> [PAGE EXCERPT]:
------------------------------------------------
Isosorbide dinitrate oral modified release
- Drugs List
- Therapeutic Indications
- Precautions and Warnings
- Pregnancy and Lactation
- Side Effects
Modified release formulations of isosorbide dinitrate
Prophylaxis of angina pectoris
Treatment of angina pectoris
20 mg isosorbide dinitrate modified release (MR) twice daily (the second dose should be given 6 to 8 hours after the first) OR 40 mg MR once daily.
Patients requiring higher doses may be given either 20 mg MR three times a day (last dose taken around 6pm) OR 40 mg MR twice daily (the second dose should be given 6 to 8 hours after the first)
(See Dosage; Adult)
Children under 18 years
Hypertrophic obstructive cardiomyopathy
Low filling pressure - if treating acute myocardial infarction
Narrow angle glaucoma
Raised intracranial pressure
Toxic pulmonary oedema
Precautions and Warnings
Predisposition to narrow angle glaucoma
Glucose-galactose malabsorption syndrome
Recent myocardial infarction
Severe hepatic impairment
Severe renal impairment
Advise ability to drive/operate machinery may be affected by side effects
Assess patient's tolerance to treatment
Cross tolerance to other nitrates may develop
Tolerance may occur with prolonged use of large doses
Avoid abrupt withdrawal
Maintain treatment at the lowest effective dose
Advise patient to moderate alcohol intake during treatment
Hypotensive effect enhanced by alcohol
Advise patient not to use for relief of acute attacks
Pregnancy and Lactation
Isosorbide dinitrate should only be used in pregnancy if it is considered essential.
At the time of writing there is limited published experience concerning the use of isosorbide dinitrate during human pregnancy, however there are no reports of adverse effects occurring. The molecular weight (about 236) is low enough that passage to the foetus should be expected. Dose related toxicity has been observed in rabbits at doses 35 and 150 times the maximum recommended human doses. Studies have shown that isosorbide dinitrate may be effective in reversing the effects of endothelial cell dysfunction which is observed in preeclampsia, but further studies are required (Briggs, 2011). Schaefer (2007) concludes that nitrates may be used in pregnancy for the appropriate indications.
------------------------------------------------
> [TASK SET]:
**A.** In the isosorbide dinitrate page excerpt, rewrite the passage from "Isosorbide dinitrate oral" up to and including "(See Dosage; Adult)", replacing "MR" with "M/R" throughout.
**B.** Under "Precautions and Warnings" in the isosorbide dinitrate page excerpt, list the conditions named from "Predisposition to narrow angle glaucoma" through "Severe renal impairment".
**C.** Answer these questions using the isosorbide dinitrate page excerpt.
(i) When a patient takes 20 mg MR three times a day, around what time is the last dose taken?
(ii) What is the approximate molecular weight of isosorbide dinitrate?
(iii) At what multiples of the maximum recommended human doses was dose-related toxicity observed in rabbits?

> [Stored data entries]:
------------------------------------------------
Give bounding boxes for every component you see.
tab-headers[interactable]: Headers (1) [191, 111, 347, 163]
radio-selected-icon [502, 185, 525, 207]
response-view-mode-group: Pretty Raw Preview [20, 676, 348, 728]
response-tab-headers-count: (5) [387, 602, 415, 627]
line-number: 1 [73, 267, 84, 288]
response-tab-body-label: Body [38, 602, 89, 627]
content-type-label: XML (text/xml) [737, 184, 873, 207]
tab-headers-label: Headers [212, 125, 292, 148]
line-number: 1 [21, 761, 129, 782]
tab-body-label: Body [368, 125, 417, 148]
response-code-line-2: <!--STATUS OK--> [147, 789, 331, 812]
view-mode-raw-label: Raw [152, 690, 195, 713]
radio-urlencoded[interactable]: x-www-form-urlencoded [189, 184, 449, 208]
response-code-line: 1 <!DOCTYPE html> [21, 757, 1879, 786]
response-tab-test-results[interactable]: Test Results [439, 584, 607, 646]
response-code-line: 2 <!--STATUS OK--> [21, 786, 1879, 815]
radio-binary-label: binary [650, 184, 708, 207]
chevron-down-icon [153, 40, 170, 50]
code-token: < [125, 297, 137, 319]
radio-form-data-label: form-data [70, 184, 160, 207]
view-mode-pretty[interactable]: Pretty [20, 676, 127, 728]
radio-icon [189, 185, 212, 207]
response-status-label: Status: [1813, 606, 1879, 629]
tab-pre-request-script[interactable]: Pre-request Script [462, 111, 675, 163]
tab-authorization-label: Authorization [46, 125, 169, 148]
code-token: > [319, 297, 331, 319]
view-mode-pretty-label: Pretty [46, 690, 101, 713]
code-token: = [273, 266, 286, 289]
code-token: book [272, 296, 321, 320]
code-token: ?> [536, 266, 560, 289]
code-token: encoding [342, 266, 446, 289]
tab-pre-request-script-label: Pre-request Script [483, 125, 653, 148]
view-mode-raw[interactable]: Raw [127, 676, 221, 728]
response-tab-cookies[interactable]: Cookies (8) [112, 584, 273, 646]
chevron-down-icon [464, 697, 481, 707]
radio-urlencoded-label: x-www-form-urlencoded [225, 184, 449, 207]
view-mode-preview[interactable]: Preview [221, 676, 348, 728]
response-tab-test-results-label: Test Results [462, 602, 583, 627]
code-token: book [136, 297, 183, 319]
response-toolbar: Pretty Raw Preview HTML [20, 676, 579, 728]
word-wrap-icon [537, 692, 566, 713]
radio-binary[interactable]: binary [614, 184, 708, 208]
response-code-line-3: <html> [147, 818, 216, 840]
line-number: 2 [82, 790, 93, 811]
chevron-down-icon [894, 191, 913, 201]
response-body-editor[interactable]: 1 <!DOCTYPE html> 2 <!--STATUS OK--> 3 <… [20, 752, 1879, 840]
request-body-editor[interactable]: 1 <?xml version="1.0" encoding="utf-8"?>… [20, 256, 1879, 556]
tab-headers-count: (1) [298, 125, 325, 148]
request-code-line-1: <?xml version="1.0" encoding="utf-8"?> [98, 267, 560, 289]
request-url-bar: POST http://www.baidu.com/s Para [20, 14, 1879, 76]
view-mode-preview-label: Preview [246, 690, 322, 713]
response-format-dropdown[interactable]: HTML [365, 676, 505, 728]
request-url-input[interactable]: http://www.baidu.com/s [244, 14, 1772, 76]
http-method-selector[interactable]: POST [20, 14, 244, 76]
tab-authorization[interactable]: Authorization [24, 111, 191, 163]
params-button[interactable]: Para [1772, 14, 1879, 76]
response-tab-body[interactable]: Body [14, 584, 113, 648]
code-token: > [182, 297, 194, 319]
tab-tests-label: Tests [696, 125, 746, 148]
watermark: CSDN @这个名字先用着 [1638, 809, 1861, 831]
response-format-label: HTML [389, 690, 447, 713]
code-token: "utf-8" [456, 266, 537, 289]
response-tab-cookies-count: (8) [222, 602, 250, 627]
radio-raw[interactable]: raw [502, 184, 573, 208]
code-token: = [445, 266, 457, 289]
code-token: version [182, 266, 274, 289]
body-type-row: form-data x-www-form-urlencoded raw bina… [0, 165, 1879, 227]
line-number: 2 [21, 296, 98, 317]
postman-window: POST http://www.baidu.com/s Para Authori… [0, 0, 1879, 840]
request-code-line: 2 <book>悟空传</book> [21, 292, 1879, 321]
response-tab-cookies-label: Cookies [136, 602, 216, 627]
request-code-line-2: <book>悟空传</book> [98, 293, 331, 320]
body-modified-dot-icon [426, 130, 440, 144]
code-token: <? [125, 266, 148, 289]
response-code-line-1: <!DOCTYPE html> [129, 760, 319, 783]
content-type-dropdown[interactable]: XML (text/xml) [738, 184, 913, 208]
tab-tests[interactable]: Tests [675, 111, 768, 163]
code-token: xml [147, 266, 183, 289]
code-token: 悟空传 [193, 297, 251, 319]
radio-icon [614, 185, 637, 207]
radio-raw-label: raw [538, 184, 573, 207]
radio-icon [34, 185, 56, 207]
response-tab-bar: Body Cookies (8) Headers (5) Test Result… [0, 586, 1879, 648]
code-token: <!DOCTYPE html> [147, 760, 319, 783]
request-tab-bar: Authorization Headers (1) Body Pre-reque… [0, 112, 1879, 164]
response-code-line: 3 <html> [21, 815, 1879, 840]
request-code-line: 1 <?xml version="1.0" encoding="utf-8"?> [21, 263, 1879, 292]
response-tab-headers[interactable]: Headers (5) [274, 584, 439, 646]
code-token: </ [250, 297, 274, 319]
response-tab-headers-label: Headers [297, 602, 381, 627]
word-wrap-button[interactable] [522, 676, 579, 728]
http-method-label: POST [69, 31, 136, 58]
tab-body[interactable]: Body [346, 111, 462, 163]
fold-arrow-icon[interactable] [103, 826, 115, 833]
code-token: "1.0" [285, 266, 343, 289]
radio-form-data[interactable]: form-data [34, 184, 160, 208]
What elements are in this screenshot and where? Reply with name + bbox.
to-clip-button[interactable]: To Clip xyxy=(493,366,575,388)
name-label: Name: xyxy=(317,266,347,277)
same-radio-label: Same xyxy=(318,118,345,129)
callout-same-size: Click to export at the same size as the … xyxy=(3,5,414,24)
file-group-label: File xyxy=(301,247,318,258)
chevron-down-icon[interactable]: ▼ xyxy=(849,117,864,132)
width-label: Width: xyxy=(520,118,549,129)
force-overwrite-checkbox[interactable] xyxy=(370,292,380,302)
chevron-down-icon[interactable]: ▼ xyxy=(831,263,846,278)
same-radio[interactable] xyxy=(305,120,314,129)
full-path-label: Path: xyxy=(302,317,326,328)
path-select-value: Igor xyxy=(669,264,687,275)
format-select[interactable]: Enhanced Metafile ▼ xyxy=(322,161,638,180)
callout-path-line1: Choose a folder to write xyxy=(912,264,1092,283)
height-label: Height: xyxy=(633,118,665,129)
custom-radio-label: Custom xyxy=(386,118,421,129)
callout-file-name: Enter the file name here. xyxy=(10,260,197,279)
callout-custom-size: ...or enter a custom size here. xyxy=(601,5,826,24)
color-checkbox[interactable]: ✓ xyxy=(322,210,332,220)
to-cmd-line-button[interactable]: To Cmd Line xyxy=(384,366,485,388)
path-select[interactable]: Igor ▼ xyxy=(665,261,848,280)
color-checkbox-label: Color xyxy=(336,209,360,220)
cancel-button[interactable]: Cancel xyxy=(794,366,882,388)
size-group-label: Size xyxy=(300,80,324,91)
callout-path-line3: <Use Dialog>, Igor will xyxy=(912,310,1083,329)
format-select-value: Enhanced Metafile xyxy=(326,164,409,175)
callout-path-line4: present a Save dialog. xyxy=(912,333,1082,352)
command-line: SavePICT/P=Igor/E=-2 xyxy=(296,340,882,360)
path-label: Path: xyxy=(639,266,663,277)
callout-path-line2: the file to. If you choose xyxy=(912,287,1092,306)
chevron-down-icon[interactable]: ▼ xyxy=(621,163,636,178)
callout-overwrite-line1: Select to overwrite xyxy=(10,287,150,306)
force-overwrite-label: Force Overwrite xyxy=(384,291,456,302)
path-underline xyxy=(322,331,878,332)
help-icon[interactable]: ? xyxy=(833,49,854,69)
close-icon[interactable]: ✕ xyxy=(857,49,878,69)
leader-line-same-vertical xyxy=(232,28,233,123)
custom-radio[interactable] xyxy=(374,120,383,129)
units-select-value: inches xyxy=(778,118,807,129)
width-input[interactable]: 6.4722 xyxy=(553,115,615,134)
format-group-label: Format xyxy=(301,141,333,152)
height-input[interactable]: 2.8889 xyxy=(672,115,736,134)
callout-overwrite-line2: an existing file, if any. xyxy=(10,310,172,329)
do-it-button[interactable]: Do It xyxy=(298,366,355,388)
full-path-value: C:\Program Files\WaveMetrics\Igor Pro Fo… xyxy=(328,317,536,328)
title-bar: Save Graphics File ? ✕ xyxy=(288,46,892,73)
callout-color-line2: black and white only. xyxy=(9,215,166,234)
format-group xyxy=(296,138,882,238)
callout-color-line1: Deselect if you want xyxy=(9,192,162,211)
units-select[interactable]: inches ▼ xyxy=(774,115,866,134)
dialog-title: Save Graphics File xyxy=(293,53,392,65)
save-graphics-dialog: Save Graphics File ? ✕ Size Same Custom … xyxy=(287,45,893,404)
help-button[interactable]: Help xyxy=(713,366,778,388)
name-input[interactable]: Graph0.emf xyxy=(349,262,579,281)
------------------------------------------------
> [ANSWERS IN ORDER]:
**A.**
Isosorbide dinitrate oral modified release
- Drugs List
- Therapeutic Indications
- Precautions and Warnings
- Pregnancy and Lactation
- Side Effects
Modified release formulations of isosorbide dinitrate
Prophylaxis of angina pectoris
Treatment of angina pectoris
20 mg isosorbide dinitrate modified release (M/R) twice daily (the second dose should be given 6 to 8 hours after the first) OR 40 mg M/R once daily.
Patients requiring higher doses may be given either 20 mg M/R three times a day (last dose taken around 6pm) OR 40 mg M/R twice daily (the second dose should be given 6 to 8 hours after the first)
(See Dosage; Adult)

**B.**
Predisposition to narrow angle glaucoma
Glucose-galactose malabsorption syndrome
Recent myocardial infarction
Severe hepatic impairment
Severe renal impairment

**C.**
(i) Around 6pm.
(ii) About 236.
(iii) At 35 and 150 times the maximum recommended human doses.